(Direction) Lines containing the word "TradingView" are to be located and copied.

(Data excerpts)
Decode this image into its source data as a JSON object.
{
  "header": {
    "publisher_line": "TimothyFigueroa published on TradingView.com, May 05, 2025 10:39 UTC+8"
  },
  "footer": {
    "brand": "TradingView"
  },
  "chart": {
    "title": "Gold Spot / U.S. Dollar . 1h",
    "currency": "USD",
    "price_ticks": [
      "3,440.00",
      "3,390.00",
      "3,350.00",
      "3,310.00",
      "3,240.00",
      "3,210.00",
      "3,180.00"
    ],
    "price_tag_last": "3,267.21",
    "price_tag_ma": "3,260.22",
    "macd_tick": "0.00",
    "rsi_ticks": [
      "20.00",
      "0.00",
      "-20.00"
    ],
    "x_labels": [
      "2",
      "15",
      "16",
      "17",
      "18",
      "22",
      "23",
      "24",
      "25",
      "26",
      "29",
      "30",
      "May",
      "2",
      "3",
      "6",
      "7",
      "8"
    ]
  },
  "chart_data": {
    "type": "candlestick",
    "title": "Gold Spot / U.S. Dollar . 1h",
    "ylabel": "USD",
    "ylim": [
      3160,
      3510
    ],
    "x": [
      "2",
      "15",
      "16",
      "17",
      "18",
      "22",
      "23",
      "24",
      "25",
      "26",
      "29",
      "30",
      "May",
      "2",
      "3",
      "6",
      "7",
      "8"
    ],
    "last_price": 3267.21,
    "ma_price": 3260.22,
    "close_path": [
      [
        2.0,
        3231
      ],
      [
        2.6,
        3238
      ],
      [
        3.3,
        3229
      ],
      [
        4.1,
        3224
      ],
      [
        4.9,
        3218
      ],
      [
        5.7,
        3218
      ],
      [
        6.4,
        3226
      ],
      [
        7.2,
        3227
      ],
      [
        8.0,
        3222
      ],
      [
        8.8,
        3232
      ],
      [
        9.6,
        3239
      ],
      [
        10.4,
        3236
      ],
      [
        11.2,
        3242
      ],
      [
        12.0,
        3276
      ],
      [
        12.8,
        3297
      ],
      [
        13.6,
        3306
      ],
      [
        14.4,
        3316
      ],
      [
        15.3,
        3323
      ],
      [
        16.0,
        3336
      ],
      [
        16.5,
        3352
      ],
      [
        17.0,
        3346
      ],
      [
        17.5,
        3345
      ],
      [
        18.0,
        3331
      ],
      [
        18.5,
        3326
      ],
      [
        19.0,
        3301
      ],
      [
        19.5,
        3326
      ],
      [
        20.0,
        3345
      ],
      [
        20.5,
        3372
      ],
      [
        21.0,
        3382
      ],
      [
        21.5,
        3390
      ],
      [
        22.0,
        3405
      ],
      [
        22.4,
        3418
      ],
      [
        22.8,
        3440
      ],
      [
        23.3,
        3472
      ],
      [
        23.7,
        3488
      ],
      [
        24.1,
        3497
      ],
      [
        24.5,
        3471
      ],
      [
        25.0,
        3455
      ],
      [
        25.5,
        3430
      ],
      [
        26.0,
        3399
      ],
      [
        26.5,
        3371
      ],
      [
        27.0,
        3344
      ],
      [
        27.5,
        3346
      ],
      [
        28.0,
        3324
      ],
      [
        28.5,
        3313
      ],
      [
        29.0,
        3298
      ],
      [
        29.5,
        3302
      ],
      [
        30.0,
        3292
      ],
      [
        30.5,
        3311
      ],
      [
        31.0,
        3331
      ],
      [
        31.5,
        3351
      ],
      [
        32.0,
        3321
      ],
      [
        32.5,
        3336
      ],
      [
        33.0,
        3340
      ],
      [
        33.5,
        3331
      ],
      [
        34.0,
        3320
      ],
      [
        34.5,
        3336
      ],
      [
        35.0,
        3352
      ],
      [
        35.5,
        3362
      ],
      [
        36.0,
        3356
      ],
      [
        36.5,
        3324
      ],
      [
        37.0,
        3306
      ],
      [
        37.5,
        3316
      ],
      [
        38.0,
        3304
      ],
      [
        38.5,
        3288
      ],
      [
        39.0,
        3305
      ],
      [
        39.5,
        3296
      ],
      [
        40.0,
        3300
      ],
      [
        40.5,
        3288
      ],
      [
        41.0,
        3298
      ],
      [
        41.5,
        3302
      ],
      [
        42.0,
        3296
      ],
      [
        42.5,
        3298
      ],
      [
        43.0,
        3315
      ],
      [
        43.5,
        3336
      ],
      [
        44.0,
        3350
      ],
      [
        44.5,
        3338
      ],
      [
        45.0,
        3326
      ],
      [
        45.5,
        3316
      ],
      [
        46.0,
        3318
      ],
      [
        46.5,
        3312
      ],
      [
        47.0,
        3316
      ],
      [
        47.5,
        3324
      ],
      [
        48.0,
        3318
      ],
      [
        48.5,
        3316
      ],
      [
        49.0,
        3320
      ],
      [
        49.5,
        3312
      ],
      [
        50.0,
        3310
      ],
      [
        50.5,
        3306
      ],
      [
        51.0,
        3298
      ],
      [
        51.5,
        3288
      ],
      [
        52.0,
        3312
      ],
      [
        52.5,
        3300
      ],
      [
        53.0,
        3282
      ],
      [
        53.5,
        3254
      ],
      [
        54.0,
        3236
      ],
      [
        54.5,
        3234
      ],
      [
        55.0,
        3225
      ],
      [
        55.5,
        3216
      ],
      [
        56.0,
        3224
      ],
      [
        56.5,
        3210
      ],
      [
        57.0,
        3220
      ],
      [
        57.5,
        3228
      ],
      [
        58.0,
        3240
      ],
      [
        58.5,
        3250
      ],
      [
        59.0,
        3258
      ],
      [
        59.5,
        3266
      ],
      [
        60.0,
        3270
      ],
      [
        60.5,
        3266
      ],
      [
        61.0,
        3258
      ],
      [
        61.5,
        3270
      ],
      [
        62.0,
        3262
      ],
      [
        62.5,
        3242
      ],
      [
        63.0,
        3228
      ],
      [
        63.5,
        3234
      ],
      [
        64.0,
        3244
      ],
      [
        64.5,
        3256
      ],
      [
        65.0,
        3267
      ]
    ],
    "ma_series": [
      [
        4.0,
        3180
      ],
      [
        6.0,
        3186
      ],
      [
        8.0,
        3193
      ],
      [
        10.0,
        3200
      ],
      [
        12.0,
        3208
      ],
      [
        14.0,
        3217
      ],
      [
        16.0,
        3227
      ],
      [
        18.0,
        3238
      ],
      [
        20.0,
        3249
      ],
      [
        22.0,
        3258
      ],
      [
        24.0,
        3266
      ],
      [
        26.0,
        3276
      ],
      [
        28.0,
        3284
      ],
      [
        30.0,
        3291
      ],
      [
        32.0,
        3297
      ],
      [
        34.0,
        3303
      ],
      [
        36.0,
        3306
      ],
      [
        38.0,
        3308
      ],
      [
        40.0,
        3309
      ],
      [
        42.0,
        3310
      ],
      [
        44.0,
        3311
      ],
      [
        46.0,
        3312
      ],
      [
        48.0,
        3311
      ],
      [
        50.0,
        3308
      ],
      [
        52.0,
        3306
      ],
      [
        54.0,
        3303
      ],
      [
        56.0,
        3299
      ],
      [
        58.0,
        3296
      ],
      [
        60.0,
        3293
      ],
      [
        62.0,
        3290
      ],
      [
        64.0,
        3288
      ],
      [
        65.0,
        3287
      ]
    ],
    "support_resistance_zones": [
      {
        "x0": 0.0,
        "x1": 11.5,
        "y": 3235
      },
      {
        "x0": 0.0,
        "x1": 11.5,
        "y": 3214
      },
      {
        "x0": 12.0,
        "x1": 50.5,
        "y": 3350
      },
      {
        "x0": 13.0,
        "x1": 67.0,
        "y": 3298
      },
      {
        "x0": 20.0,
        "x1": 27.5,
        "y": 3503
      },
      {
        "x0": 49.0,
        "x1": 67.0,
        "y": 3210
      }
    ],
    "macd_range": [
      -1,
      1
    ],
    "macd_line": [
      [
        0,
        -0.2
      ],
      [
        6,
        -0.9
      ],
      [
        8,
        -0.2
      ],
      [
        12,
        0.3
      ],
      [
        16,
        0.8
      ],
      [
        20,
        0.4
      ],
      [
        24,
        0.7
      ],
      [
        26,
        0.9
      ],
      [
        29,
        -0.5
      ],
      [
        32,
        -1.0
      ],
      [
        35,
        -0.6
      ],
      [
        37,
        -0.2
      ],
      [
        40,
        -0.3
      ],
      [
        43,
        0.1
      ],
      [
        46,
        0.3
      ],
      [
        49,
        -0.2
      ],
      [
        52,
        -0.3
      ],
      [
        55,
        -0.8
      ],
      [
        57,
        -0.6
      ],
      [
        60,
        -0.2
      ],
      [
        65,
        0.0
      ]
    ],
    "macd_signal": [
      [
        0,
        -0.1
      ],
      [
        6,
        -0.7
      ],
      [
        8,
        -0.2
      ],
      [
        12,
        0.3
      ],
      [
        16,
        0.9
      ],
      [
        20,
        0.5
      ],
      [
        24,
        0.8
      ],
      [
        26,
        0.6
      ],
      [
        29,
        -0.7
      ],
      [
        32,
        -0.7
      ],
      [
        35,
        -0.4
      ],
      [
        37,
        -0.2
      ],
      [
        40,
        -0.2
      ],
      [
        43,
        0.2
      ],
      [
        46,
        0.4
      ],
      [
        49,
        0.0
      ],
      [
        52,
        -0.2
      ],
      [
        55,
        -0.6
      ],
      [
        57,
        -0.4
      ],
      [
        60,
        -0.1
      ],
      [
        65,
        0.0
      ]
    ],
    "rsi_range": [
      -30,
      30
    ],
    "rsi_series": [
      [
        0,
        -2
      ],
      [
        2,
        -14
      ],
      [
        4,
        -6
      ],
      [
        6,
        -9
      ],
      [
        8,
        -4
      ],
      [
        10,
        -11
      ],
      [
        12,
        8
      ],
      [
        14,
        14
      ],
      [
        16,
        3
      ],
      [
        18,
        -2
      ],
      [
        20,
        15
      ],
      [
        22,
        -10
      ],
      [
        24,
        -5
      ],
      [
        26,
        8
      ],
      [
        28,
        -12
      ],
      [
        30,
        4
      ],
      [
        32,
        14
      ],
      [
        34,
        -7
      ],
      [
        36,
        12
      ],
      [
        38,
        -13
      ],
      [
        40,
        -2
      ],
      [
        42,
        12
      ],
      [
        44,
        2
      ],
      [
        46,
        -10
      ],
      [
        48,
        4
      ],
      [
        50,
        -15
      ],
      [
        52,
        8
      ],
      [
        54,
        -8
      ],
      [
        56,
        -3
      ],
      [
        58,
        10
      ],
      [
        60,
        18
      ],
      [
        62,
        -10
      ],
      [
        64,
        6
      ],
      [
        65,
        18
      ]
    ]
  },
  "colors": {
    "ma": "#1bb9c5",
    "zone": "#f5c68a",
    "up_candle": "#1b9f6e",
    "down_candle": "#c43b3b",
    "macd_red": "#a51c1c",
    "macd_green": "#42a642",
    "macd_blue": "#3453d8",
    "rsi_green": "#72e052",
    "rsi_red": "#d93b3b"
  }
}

(Task result)
    "publisher_line": "TimothyFigueroa published on TradingView.com, May 05, 2025 10:39 UTC+8"
    "brand": "TradingView"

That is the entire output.